Recorded data:
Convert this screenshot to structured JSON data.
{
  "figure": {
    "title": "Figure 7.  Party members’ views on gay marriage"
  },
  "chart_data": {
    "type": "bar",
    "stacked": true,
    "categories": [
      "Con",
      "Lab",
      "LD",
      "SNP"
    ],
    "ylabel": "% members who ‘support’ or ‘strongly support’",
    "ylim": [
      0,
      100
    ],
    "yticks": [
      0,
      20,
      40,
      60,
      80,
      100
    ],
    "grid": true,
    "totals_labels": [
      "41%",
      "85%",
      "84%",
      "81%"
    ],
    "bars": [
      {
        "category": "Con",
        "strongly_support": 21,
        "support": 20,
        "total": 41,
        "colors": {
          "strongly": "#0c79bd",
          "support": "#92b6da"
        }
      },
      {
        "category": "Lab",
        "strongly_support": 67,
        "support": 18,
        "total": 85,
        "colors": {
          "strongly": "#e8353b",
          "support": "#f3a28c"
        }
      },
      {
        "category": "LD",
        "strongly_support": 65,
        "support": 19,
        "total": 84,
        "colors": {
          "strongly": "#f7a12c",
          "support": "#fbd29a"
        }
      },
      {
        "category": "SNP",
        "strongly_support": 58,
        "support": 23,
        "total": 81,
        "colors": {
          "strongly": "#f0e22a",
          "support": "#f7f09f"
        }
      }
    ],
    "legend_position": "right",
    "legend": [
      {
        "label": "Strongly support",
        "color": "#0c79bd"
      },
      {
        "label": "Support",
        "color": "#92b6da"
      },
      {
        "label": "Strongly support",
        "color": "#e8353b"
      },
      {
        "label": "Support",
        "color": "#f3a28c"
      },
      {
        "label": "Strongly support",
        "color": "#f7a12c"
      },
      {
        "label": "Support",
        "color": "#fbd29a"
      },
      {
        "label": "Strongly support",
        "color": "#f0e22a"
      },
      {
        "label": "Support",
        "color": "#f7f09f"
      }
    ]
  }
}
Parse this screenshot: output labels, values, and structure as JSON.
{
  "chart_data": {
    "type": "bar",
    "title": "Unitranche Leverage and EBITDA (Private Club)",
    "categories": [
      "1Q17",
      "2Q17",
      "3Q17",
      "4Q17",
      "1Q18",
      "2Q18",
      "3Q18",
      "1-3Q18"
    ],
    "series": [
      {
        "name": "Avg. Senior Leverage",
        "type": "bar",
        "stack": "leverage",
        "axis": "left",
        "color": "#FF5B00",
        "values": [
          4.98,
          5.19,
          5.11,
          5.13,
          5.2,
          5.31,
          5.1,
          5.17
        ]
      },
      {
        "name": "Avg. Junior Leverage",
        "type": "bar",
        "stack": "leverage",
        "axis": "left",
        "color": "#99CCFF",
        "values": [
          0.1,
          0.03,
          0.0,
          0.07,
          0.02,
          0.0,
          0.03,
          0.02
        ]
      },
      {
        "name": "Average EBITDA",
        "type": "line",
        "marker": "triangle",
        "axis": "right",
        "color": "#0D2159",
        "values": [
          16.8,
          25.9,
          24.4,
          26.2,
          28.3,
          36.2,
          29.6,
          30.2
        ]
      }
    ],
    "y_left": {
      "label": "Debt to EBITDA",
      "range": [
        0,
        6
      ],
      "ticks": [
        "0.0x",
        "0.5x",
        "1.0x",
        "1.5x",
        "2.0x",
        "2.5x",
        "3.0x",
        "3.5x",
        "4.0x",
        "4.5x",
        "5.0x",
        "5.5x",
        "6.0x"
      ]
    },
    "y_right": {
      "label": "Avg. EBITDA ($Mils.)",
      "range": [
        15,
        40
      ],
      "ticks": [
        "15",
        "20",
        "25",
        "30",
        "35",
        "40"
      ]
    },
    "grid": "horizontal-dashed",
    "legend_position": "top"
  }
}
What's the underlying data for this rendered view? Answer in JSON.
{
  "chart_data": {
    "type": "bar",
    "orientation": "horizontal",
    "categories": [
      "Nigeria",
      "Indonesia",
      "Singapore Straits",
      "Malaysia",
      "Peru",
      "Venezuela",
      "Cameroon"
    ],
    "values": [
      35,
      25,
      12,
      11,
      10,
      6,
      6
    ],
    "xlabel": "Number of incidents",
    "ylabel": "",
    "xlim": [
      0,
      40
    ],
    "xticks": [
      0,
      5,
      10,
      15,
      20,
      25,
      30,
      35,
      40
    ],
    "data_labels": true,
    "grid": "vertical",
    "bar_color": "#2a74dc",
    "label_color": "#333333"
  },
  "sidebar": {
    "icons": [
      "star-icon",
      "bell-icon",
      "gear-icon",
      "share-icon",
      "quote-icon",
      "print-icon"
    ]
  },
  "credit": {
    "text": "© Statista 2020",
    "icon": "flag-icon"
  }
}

AIM: Check each line of the entries for the string "title". Copy the lines that have it.

THE REPLY:
    "title": "Figure 7.  Party members’ views on gay marriage"
    "title": "Unitranche Leverage and EBITDA (Private Club)",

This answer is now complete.